TÂCHES À RÉALISER:
1) D'après le texte sur la situation sanitaire à La Réunion, combien de lits de réanimation restaient disponibles lorsque la situation a atteint un point critique ?
2) Poursuivez le texte sur la campagne vaccinale dans les territoires d'Outre-mer à la suite de sa dernière phrase.

*** TEXTE DE L'EXERCICE ***

À La Réunion la situation n’est guère meilleure avec un taux d’incidence qui est passé de 136 à 168 en deux semaines. À titre de comparaison, le taux d’incidence en métropole est de 37 et le taux d’alerte fixé par le gouvernement est à 50. Une différence notamment due à la circulation de plus en plus intense du variant delta, lui-même plus contagieux. Les Echos rapportent ainsi : « Il y a quelques jours, la situation avait atteint un point critique dans les services de réanimation : il restait seulement 2 lits disponibles, sur les 112 que compte La Réunion ». Un chiffre qui révèle une flambée épidémique impressionnante ainsi que la précarité du système de santé public réunionnais.

Faible nombre de doses, retard et défiance : le résultat d’une gestion coloniale de la campagne vaccinale

Alors qu’en métropole le taux de vaccination est supérieur à 50%, il n’est que de 30% à La Réunion et 14% en Martinique. Une couverture vaccinale jugée insuffisante par l’ARS qui précise : « Plus de 37% des personnes de plus de 75 ans ne sont pas encore vaccinées à La Réunion, contre 17% seulement en métropole. (…) Plus de 51% des personnes diabétiques ne sont pas encore vaccinées. (…) 62% des personnes atteintes d’obésité sévère n’ont pas encore bénéficié de la première dose ». Un élément important pour comprendre la situation alors qu’une étude de la Direction de la Recherche, des Études, de l’Évaluation et des Statistiques (Drees) montre qu’entre le 28 juin et le 4 juillet en France 80% des personnes contaminées au Covid-19 n’avaient reçu aucune dose de vaccin, et que 96% des cas symptomatiques n’étaient pas ou que partiellement vaccinés. De même, [Slate- http://www.slate.fr/story/212640/covid-19-la-reunion-departement-etat-urgence-couvre-feu-vaccins-mefiance] rapporte que parmi les 10 personnes décédées du Covid-19 entre le 3 et le 9 juillet, « aucune n’était vaccinée ».

Le 4 juin dernier, le ministre des Outre-Mers, Sébastien Lecornu, expliquait les difficultés rencontré par la campagne de vaccination dans ces territoires par un « défaut d’adhésion » au vaccin. Une manière de se décharger de cette responsabilité et de la mettre sur le dos de la population. Or à y regarder de plus près, l’origine de cette inégalité semble d’avantage relever de la gestion coloniale de la crise sanitaire. En effet, OuestFrance rapporte ainsi : « les premières doses sont arrivées tard sur les territoires d’Outre-mer. En Martinique, la première injection a lieu le 7 janvier, et le 28 janvier à Mayotte, soit un mois après le démarrage de la campagne de vaccination dans l’Hexagone ».

*** SECTION DES DONNÉES ***

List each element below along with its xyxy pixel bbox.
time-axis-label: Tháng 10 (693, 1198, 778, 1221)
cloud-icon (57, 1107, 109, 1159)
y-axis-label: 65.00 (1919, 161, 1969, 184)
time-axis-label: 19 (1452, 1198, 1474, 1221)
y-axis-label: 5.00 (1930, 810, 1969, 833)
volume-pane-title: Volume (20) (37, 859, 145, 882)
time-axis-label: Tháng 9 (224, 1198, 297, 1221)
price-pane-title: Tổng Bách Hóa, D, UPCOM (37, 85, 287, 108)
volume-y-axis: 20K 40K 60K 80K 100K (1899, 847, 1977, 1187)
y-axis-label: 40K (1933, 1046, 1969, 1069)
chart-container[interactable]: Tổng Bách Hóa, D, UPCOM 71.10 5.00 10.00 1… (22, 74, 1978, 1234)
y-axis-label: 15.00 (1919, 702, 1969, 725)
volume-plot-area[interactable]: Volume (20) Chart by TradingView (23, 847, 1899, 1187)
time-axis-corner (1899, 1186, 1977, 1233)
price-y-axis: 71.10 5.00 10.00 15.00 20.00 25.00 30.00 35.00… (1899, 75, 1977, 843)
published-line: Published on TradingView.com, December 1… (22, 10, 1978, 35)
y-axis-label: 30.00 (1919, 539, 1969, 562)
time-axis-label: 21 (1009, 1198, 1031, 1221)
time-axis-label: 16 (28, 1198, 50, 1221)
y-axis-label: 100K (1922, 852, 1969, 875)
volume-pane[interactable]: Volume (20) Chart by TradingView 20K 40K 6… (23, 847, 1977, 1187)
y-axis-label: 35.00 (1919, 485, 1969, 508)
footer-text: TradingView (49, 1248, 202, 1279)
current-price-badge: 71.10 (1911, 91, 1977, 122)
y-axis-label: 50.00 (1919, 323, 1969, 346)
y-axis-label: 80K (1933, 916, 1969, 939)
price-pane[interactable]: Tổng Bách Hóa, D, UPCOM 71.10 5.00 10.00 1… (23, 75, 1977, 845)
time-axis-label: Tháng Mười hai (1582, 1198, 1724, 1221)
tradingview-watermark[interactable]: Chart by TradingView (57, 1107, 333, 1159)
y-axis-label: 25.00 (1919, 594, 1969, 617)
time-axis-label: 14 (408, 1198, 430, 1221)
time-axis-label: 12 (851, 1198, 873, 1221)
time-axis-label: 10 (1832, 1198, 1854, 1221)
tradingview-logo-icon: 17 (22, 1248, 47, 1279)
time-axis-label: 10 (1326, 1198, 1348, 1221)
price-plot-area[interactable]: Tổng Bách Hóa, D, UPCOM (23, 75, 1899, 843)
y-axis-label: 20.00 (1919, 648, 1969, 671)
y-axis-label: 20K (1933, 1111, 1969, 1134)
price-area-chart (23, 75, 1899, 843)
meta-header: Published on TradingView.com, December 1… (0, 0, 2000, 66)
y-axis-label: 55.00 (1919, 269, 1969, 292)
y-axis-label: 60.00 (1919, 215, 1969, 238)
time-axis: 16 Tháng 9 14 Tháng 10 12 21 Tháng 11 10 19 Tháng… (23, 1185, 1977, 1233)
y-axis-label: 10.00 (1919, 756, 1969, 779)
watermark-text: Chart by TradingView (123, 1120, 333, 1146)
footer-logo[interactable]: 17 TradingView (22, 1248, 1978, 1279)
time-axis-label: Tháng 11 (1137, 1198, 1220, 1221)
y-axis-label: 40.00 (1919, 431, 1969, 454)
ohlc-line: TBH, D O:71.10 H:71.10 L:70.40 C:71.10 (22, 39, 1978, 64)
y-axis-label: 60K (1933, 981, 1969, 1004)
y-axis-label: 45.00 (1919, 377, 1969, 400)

***

RÉSULTATS PAR TÂCHE:
1) Il ne restait que 2 lits disponibles, sur les 112 que compte La Réunion.

2)
En plus du retard pour commencer la campagne vaccinale, « si on regarde le nombre de doses livrées par rapport à la population, ces départements ultramarins semblent moins bien couverts qu’en métropole » : le 30 mai 2021 alors qu’en métropole 54 doses de vaccin avaient été livrées pour 100 habitants, dans les colonies d’Outre-Mer ce ratio s’abaissait à 38,3 doses pour 100 habitants. De même en ce qui concerne le système de santé publique, puisque seuls deux médecins et huit infirmières supplémentaires ont été envoyés en renforts pour La Martinique. Une goutte d’eau alors que les services hospitaliers fonctionnent déjà en flux tendu.

Par ailleurs, si la défiance vis-à-vis de la campagne vaccinale est indéniable – selon un sondage publié en juin 58% des réunionnais ne font pas confiance au vaccin contre la Covid-19 – la méthode autoritaire et répressive employée par le gouvernement qui cherche plus à contraindre qu’à convaincre, est loin de faire l’unanimité. Ainsi le soir et le lendemain même des annonces de Marcron, des manifestations ont éclaté en Martinique et à la Réunion afin de dénoncer la gestion répressive de la crise sanitaire du gouvernement et les nouvelles restrictions sanitaires. Si la vaccination est donc un enjeu central pour en finir avec la pandémie de Covid-19, il s’agit avant tout de chercher à convaincre et non à contraindre, à rebours de la stratégie répressive du gouvernement, par la levée des brevets sur les vaccins, des investissements dans le système de santé publique, mais aussi la mise en place de commission de travailleurs de la santé en toute indépendance des institutions coloniales afin de mener la campagne vaccinale et répondre aux besoins sanitaires de la population.